_YOUR GOAL_
Once the pictures are set aside, transcribe the remaining data exactly.

_AVAILABLE RECORDS_
==*==

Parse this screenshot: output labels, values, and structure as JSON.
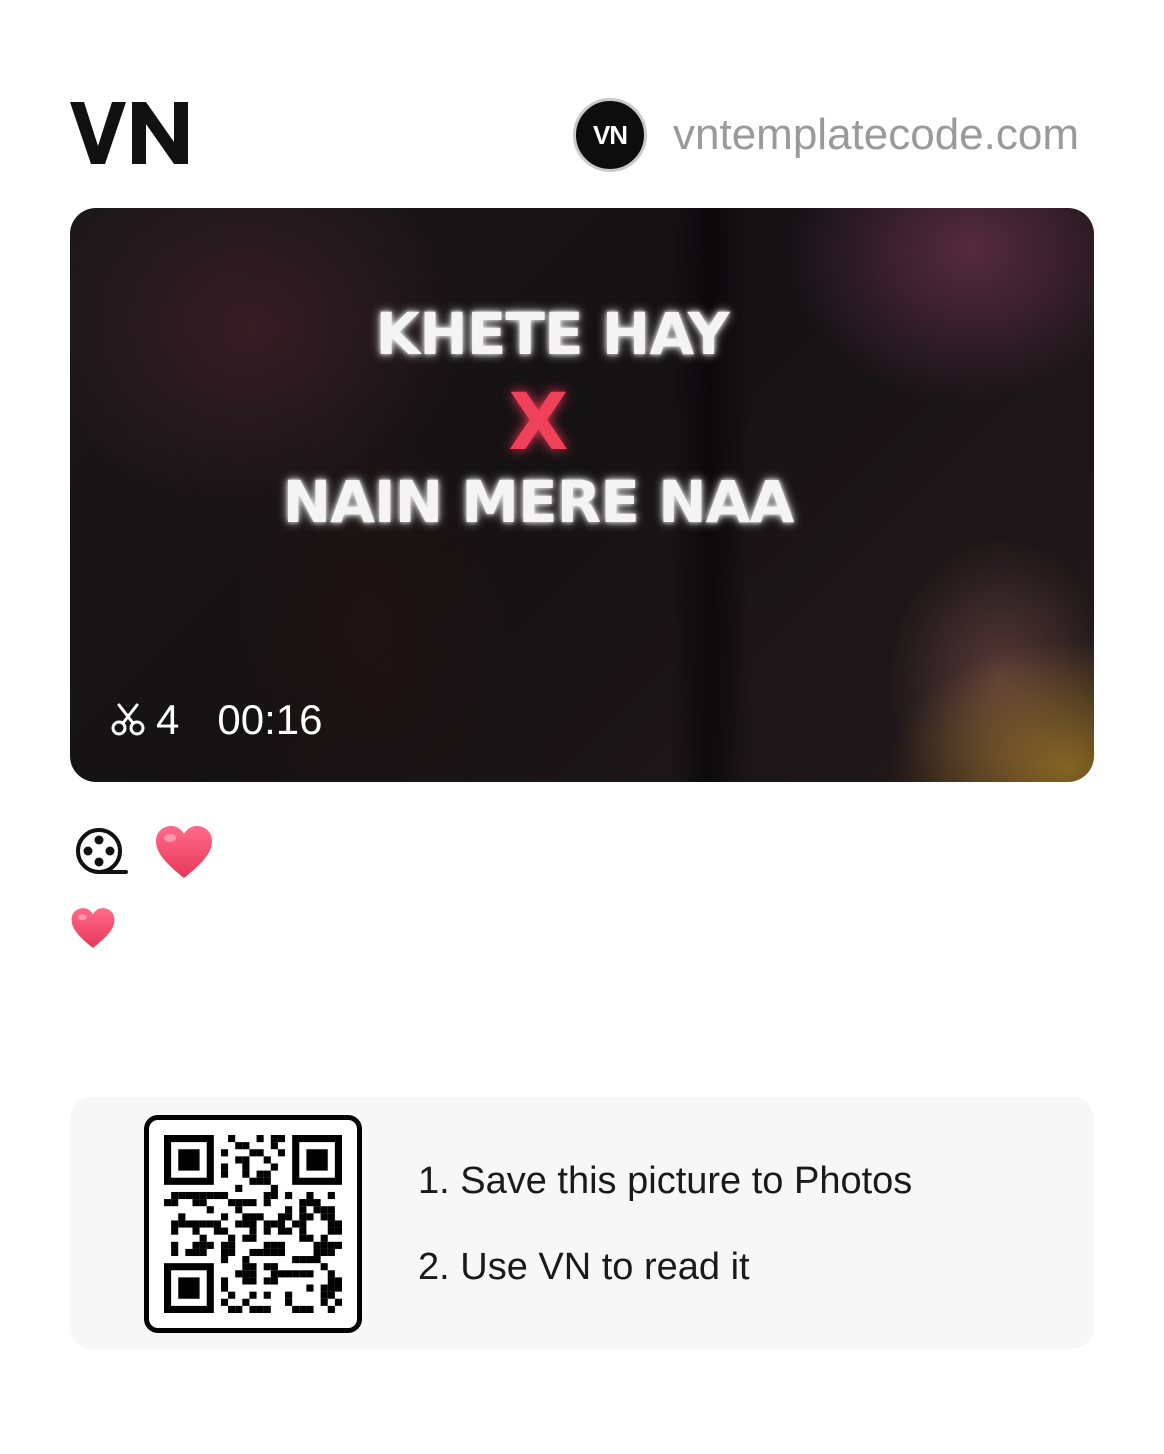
{
  "header": {
    "logo_icon": "vn-logo",
    "author_avatar_text": "VN",
    "author_name": "vntemplatecode.com"
  },
  "video": {
    "overlay_line1": "KHETE HAY",
    "overlay_x": "X",
    "overlay_line2": "NAIN MERE NAA",
    "clip_icon": "scissors-icon",
    "clip_count": "4",
    "duration": "00:16"
  },
  "actions": {
    "film_icon": "film-reel-icon",
    "heart_icon": "heart-icon",
    "caption_icon": "heart-icon"
  },
  "qr_panel": {
    "step1": "1. Save this picture to Photos",
    "step2": "2. Use VN to read it"
  },
  "colors": {
    "heart": "#f0476a",
    "overlay_x": "#f0415a",
    "author_text": "#9a9a9a",
    "panel_bg": "#f7f7f7"
  }
}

==*==

_RESPONSE_
Parse this screenshot: output labels, values, and structure as JSON.
{
  "header": {
    "logo_icon": "vn-logo",
    "author_avatar_text": "VN",
    "author_name": "vntemplatecode.com"
  },
  "video": {
    "overlay_line1": "KHETE HAY",
    "overlay_x": "X",
    "overlay_line2": "NAIN MERE NAA",
    "clip_icon": "scissors-icon",
    "clip_count": "4",
    "duration": "00:16"
  },
  "actions": {
    "film_icon": "film-reel-icon",
    "heart_icon": "heart-icon",
    "caption_icon": "heart-icon"
  },
  "qr_panel": {
    "step1": "1. Save this picture to Photos",
    "step2": "2. Use VN to read it"
  },
  "colors": {
    "heart": "#f0476a",
    "overlay_x": "#f0415a",
    "author_text": "#9a9a9a",
    "panel_bg": "#f7f7f7"
  }
}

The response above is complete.